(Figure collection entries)
━━━━━━━━━━━━━━━━━━━━
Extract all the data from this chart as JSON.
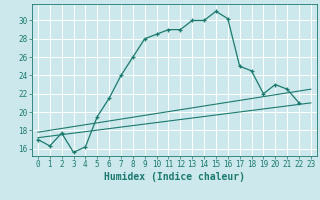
{
  "xlabel": "Humidex (Indice chaleur)",
  "bg_color": "#cde8ec",
  "line_color": "#1a7a6e",
  "grid_color": "#ffffff",
  "x_ticks": [
    0,
    1,
    2,
    3,
    4,
    5,
    6,
    7,
    8,
    9,
    10,
    11,
    12,
    13,
    14,
    15,
    16,
    17,
    18,
    19,
    20,
    21,
    22,
    23
  ],
  "y_ticks": [
    16,
    18,
    20,
    22,
    24,
    26,
    28,
    30
  ],
  "xlim": [
    -0.5,
    23.5
  ],
  "ylim": [
    15.2,
    31.8
  ],
  "line1_x": [
    0,
    1,
    2,
    3,
    4,
    5,
    6,
    7,
    8,
    9,
    10,
    11,
    12,
    13,
    14,
    15,
    16,
    17,
    18,
    19,
    20,
    21,
    22
  ],
  "line1_y": [
    17.0,
    16.3,
    17.7,
    15.6,
    16.2,
    19.5,
    21.5,
    24.0,
    26.0,
    28.0,
    28.5,
    29.0,
    29.0,
    30.0,
    30.0,
    31.0,
    30.2,
    25.0,
    24.5,
    22.0,
    23.0,
    22.5,
    21.0
  ],
  "line2_x": [
    0,
    23
  ],
  "line2_y": [
    17.2,
    21.0
  ],
  "line3_x": [
    0,
    23
  ],
  "line3_y": [
    17.8,
    22.5
  ],
  "xlabel_fontsize": 7,
  "tick_fontsize": 5.5
}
━━━━━━━━━━━━━━━━━━━━
> **Directions for this task**:
Your job is to transcribe the entries above exactly; skip the pictures.

> **Written answer**:
Extract all the data from this chart as JSON.
{
  "xlabel": "Humidex (Indice chaleur)",
  "bg_color": "#cde8ec",
  "line_color": "#1a7a6e",
  "grid_color": "#ffffff",
  "x_ticks": [
    0,
    1,
    2,
    3,
    4,
    5,
    6,
    7,
    8,
    9,
    10,
    11,
    12,
    13,
    14,
    15,
    16,
    17,
    18,
    19,
    20,
    21,
    22,
    23
  ],
  "y_ticks": [
    16,
    18,
    20,
    22,
    24,
    26,
    28,
    30
  ],
  "xlim": [
    -0.5,
    23.5
  ],
  "ylim": [
    15.2,
    31.8
  ],
  "line1_x": [
    0,
    1,
    2,
    3,
    4,
    5,
    6,
    7,
    8,
    9,
    10,
    11,
    12,
    13,
    14,
    15,
    16,
    17,
    18,
    19,
    20,
    21,
    22
  ],
  "line1_y": [
    17.0,
    16.3,
    17.7,
    15.6,
    16.2,
    19.5,
    21.5,
    24.0,
    26.0,
    28.0,
    28.5,
    29.0,
    29.0,
    30.0,
    30.0,
    31.0,
    30.2,
    25.0,
    24.5,
    22.0,
    23.0,
    22.5,
    21.0
  ],
  "line2_x": [
    0,
    23
  ],
  "line2_y": [
    17.2,
    21.0
  ],
  "line3_x": [
    0,
    23
  ],
  "line3_y": [
    17.8,
    22.5
  ],
  "xlabel_fontsize": 7,
  "tick_fontsize": 5.5
}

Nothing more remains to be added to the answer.